--- STORED DATA ---

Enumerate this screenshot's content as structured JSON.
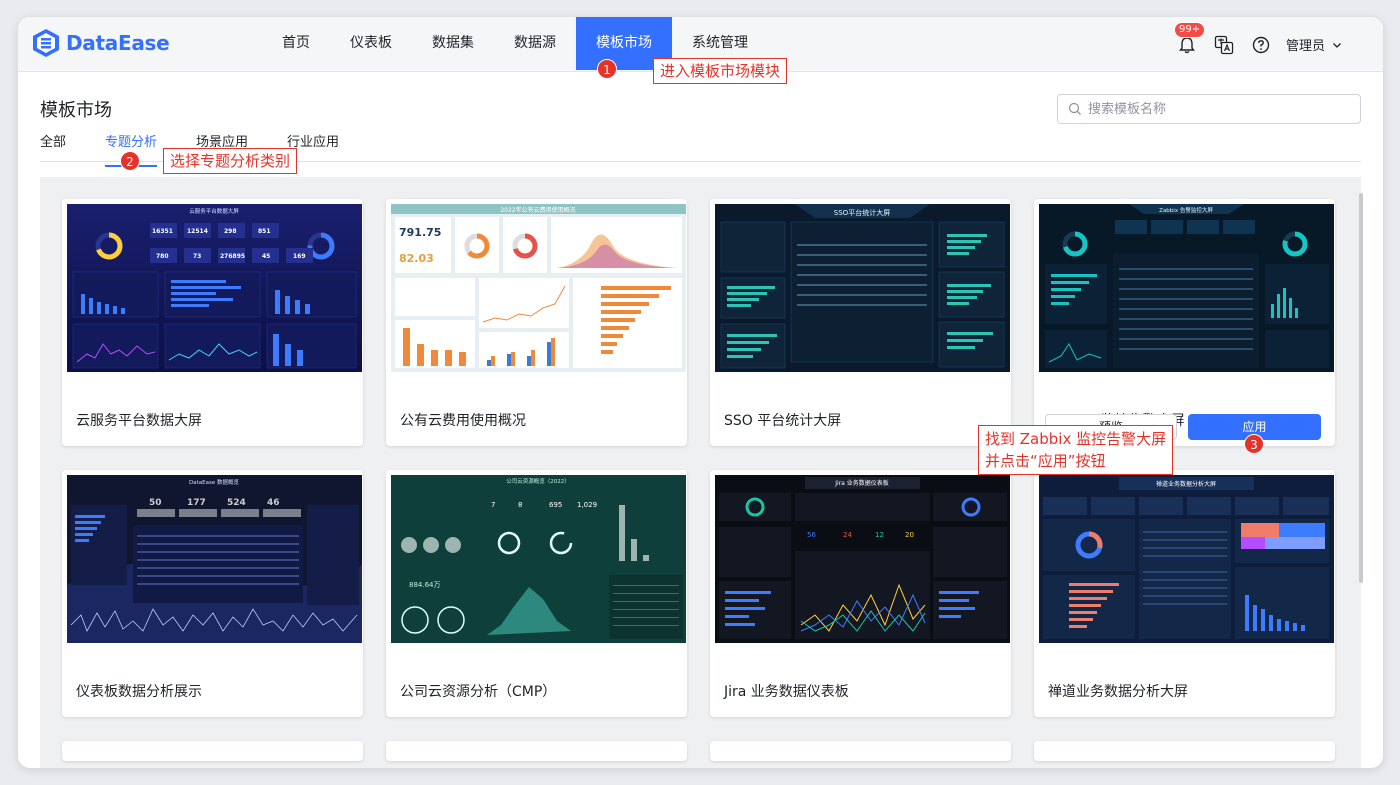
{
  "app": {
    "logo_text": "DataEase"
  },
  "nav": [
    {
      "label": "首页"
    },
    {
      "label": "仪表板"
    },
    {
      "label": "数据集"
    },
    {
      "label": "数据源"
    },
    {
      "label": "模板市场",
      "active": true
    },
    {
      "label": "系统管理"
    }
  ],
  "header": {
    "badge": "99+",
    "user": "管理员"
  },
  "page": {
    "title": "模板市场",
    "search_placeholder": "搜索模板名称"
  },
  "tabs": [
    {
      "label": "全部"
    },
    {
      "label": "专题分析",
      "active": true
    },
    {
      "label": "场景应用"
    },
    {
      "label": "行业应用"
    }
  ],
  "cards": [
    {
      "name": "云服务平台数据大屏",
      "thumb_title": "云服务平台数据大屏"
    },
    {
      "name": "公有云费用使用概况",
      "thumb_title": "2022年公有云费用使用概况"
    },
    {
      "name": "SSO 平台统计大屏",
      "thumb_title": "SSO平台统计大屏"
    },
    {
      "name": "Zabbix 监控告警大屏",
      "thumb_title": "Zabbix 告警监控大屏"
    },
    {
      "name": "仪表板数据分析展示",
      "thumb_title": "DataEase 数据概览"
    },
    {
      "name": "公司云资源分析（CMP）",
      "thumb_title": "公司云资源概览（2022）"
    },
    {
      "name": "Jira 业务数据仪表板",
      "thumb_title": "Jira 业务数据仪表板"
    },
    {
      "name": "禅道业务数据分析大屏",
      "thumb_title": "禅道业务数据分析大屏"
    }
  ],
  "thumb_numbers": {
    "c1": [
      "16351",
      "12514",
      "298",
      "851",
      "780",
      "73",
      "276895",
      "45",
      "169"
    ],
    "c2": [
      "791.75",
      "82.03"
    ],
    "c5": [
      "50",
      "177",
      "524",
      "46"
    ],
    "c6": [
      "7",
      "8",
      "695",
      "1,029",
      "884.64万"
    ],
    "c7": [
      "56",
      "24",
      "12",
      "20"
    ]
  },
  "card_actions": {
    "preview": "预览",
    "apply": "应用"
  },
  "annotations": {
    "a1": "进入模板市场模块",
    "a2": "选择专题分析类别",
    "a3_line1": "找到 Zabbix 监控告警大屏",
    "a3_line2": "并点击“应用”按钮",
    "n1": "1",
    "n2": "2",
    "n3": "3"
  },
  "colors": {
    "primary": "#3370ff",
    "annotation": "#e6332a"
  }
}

---

AIM OF THE EXERCISE: Every line of the records that includes the word "业务数据仪表板" should be gathered.

WORKED ANSWER:
      "name": "Jira 业务数据仪表板",
      "thumb_title": "Jira 业务数据仪表板"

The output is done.